-- PROBLEM REQUIREMENTS --
Search the data for the string "JSON" and extract every line where it appears.

[Excerpt from a dataset]
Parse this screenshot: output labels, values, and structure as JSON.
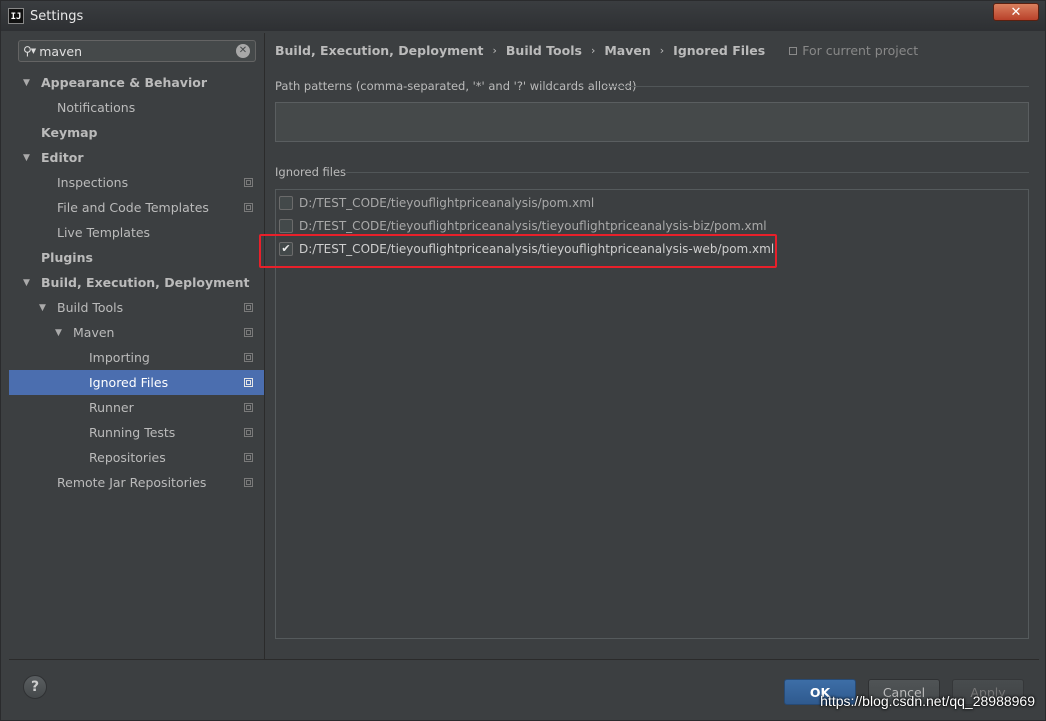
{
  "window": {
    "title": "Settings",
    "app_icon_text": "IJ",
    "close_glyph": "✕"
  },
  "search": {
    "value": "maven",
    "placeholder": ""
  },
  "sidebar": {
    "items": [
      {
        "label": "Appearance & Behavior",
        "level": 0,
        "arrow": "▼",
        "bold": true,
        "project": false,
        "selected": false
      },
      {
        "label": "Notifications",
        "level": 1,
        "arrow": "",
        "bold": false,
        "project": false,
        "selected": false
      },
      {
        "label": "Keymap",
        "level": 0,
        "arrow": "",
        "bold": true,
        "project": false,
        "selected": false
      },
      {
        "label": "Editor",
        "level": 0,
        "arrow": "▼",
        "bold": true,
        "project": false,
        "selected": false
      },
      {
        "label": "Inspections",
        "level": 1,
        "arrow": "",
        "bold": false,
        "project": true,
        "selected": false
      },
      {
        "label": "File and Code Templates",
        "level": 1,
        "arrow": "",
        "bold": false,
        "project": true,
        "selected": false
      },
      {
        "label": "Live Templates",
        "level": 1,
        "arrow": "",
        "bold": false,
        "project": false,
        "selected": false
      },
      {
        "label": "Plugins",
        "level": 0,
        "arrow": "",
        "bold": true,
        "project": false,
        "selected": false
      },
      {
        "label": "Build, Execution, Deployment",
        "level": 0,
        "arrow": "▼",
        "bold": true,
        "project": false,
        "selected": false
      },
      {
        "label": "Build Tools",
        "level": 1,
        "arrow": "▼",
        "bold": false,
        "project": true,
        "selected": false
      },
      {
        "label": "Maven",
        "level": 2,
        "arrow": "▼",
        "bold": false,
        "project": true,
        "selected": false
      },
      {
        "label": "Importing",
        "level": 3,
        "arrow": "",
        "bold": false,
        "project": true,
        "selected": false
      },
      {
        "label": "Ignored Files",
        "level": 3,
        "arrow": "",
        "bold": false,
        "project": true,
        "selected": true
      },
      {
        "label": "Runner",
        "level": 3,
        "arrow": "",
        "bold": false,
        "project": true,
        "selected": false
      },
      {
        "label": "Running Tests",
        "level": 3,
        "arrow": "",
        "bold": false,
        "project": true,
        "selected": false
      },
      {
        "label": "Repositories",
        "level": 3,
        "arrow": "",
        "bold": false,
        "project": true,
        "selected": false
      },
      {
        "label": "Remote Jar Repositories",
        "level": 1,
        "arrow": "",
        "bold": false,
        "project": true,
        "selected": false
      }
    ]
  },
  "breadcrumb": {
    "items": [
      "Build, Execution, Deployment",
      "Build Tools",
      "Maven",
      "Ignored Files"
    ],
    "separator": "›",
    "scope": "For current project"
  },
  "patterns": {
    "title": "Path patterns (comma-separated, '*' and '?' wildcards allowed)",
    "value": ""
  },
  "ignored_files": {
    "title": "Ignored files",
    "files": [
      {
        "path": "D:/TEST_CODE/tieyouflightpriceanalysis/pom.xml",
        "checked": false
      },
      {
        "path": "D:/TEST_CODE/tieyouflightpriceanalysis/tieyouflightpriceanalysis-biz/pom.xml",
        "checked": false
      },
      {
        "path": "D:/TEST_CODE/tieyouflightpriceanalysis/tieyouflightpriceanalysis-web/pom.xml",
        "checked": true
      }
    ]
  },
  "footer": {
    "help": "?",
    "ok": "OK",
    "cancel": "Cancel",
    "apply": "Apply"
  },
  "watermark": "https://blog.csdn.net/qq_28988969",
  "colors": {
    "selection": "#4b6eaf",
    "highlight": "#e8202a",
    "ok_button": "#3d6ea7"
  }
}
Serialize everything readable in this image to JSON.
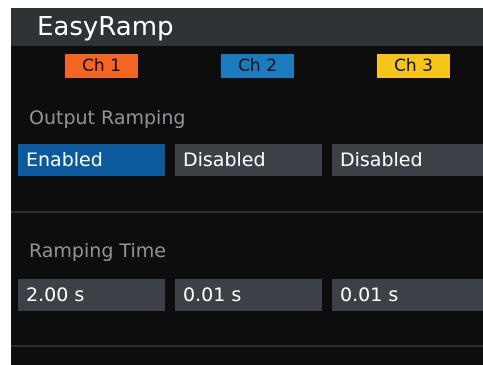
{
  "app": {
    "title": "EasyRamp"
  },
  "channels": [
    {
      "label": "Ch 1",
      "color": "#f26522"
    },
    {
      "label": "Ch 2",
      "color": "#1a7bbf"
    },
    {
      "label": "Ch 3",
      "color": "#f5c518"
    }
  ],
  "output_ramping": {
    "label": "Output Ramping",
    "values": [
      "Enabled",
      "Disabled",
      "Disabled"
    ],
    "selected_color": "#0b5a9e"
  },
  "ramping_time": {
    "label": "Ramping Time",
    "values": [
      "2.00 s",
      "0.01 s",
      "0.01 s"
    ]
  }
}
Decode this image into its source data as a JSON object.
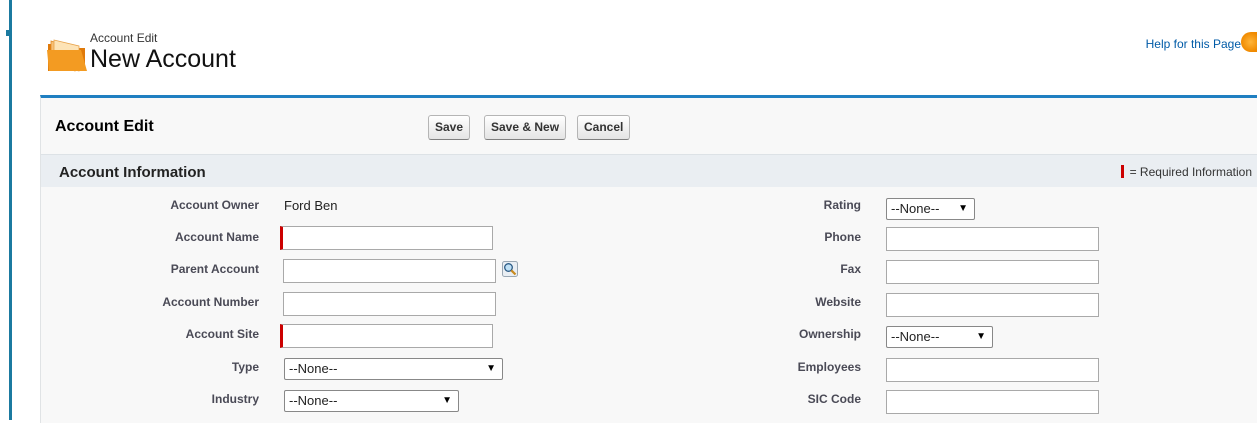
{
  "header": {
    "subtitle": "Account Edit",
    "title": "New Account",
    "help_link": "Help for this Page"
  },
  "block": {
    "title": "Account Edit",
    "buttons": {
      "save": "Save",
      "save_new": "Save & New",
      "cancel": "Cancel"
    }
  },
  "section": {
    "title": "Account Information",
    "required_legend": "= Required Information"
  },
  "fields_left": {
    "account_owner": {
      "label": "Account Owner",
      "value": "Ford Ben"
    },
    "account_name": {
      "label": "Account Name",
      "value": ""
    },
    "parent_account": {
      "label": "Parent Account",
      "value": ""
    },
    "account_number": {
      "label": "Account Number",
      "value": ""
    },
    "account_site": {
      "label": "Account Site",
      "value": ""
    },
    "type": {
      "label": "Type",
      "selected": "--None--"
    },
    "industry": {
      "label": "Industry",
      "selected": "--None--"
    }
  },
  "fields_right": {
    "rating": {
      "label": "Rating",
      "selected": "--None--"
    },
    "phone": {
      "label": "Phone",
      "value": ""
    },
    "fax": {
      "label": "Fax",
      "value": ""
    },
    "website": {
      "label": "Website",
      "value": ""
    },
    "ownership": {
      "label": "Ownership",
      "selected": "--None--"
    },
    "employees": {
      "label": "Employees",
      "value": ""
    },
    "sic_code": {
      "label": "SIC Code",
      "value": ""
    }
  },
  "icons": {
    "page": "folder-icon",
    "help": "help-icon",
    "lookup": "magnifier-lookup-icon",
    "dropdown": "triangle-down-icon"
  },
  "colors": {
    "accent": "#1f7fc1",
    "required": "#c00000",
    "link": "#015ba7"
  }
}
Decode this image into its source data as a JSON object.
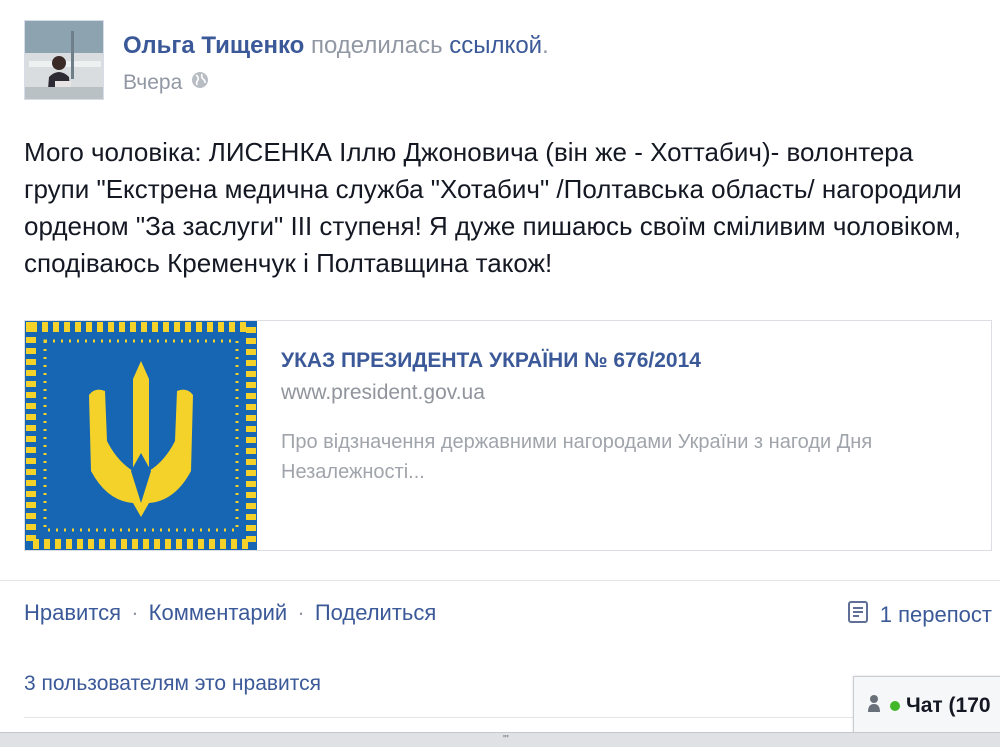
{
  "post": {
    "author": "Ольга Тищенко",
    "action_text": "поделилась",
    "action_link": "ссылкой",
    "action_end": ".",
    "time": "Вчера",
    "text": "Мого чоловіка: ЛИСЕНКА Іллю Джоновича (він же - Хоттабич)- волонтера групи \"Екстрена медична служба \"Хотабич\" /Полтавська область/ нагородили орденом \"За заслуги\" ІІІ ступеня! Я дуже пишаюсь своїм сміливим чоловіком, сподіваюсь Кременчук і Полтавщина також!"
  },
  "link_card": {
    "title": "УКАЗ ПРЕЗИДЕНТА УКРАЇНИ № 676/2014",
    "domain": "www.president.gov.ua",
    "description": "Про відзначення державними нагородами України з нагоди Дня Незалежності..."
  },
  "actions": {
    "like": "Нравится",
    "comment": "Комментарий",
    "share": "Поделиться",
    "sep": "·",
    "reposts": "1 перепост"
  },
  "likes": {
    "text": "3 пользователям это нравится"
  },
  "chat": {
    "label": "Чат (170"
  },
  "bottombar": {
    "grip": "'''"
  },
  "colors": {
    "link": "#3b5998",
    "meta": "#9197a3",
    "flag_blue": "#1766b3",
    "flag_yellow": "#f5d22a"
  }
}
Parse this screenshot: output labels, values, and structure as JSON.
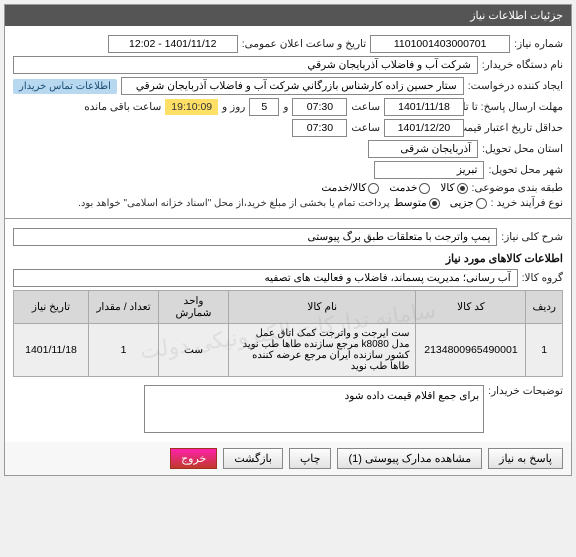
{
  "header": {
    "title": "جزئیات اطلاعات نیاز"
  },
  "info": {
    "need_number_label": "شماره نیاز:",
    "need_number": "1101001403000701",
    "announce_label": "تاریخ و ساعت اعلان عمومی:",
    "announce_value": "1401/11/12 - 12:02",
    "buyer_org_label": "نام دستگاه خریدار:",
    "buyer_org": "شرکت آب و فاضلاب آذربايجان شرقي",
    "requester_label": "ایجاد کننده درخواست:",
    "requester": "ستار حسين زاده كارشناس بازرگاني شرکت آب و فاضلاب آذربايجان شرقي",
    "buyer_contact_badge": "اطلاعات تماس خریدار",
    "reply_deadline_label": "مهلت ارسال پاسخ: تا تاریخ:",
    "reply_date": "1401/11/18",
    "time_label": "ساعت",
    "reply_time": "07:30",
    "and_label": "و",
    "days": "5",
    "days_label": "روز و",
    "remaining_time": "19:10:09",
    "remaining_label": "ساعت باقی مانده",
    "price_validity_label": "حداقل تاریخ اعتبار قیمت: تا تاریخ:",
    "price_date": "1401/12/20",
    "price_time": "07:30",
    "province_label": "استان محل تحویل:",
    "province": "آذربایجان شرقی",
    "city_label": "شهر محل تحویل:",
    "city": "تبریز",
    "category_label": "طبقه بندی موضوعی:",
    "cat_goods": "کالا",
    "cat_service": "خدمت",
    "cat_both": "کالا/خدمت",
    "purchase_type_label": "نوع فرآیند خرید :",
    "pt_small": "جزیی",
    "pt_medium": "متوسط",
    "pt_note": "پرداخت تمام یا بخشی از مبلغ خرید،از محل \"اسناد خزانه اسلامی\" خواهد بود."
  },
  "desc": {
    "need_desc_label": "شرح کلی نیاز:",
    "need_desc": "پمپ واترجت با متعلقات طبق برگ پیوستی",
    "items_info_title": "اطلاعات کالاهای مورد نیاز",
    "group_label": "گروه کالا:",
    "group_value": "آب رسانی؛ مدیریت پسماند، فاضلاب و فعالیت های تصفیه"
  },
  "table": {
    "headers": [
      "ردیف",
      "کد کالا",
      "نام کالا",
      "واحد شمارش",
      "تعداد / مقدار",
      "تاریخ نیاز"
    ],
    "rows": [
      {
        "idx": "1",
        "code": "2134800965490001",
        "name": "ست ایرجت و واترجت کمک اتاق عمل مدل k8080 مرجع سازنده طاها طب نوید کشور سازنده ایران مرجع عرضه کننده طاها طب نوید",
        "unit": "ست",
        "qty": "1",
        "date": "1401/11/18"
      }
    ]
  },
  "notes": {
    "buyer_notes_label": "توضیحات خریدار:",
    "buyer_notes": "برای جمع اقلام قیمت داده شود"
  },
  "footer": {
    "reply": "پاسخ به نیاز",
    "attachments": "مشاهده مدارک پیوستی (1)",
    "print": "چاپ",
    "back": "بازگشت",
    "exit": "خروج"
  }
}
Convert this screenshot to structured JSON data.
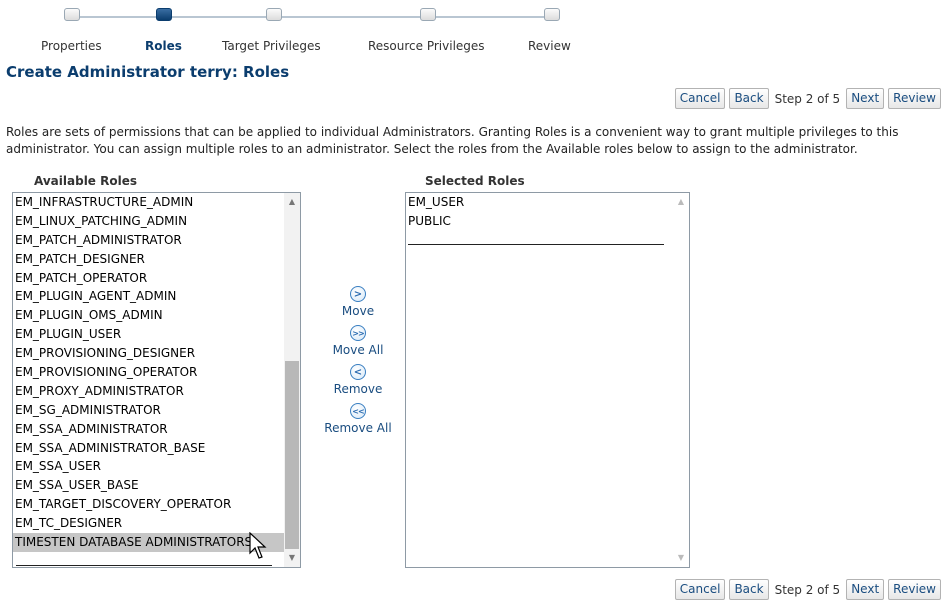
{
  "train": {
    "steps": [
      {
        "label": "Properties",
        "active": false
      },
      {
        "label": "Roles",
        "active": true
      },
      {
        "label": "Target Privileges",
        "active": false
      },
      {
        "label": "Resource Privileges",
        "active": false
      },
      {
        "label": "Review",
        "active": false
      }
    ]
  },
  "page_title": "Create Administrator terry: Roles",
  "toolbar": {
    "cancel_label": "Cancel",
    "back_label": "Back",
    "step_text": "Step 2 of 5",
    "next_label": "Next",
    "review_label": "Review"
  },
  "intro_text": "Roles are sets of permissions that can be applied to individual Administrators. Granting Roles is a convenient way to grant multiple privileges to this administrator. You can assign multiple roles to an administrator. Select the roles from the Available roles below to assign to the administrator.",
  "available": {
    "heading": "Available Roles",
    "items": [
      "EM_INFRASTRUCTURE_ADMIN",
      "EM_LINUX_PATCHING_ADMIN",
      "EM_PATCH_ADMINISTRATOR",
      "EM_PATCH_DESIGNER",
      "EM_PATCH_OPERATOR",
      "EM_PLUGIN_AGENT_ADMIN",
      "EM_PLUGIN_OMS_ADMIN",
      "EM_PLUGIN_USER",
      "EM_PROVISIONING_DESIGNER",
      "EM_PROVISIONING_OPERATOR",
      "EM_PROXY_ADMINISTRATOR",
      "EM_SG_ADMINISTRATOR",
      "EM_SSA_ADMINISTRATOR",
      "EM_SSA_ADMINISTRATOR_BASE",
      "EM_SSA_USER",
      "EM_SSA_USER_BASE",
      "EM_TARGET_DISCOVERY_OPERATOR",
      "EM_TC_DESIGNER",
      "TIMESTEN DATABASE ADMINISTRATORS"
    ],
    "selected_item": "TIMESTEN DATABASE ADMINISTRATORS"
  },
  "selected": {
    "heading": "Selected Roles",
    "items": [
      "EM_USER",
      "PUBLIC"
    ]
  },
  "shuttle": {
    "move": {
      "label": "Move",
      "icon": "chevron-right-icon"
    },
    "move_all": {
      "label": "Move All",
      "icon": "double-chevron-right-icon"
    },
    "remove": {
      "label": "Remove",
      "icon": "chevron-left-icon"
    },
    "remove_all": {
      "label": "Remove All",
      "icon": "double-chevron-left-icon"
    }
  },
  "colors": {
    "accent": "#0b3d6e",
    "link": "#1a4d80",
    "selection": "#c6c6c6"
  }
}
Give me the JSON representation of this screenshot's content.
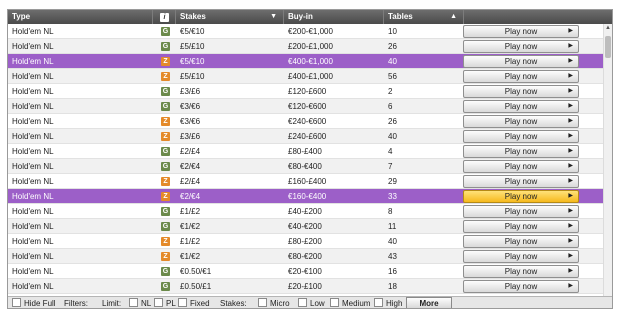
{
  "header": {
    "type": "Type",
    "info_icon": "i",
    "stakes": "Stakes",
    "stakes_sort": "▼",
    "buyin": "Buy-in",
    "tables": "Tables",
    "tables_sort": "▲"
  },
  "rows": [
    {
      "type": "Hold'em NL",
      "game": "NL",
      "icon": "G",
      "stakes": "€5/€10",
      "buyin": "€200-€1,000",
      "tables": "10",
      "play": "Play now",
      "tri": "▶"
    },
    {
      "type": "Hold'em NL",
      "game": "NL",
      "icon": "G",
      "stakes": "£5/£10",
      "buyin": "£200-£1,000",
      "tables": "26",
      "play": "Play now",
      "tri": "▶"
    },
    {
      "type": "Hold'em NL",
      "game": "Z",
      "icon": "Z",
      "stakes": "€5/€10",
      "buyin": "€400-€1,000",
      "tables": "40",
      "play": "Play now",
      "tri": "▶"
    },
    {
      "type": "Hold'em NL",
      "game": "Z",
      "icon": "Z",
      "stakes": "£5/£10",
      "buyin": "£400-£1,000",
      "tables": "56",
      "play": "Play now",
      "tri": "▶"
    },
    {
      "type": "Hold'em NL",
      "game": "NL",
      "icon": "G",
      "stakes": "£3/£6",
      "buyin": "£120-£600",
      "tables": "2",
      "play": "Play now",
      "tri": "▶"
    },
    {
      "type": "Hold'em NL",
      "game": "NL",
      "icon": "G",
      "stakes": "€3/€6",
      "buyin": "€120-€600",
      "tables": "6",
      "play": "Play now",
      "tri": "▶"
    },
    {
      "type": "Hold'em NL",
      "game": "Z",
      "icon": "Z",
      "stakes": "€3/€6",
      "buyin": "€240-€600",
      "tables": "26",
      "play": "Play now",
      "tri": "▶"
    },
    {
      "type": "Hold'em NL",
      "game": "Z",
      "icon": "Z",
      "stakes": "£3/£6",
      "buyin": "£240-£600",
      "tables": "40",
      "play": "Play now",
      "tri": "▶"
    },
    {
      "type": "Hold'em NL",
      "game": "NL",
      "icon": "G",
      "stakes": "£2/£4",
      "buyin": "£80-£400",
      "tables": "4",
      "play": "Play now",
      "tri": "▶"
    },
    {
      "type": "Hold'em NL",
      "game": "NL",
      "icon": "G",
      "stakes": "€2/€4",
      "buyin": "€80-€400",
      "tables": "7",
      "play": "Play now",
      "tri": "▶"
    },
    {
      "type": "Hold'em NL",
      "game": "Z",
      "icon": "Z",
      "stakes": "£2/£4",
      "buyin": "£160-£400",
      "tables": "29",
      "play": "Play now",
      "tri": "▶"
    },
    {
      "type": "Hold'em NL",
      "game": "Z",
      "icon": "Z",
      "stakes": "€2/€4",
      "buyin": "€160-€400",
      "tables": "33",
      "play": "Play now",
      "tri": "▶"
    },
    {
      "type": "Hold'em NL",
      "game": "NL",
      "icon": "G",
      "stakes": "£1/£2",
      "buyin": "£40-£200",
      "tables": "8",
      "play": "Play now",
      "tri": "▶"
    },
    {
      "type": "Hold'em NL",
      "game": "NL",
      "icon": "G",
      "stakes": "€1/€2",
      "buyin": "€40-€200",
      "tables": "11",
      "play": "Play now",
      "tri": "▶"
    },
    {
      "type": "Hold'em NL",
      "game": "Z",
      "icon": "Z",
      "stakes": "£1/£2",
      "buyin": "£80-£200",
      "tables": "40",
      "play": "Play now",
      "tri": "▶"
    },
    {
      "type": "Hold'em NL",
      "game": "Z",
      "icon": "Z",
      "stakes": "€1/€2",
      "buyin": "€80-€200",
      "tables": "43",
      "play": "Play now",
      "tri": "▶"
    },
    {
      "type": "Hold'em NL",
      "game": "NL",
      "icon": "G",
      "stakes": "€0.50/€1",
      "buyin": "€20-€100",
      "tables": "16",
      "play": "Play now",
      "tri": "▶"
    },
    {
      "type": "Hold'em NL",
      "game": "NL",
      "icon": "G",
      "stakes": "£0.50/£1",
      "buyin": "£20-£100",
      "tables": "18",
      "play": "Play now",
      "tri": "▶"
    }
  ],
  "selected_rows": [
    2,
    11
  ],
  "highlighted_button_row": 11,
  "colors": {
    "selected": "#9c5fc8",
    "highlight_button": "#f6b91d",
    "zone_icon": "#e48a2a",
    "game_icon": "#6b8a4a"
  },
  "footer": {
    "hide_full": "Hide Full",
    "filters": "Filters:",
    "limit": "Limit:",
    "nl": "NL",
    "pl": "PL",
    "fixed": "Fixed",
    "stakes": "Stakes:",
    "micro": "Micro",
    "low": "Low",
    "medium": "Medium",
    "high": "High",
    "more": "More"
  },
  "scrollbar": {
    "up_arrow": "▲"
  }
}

-- RESULT --
Parse this screenshot: output labels, values, and structure as JSON.
Serialize everything readable in this image to JSON.
Decode this image into its source data as a JSON object.
Decode this image into its source data as a JSON object.
Parse this screenshot: output labels, values, and structure as JSON.
Convert this screenshot to structured JSON data.
Give me the JSON representation of this screenshot's content.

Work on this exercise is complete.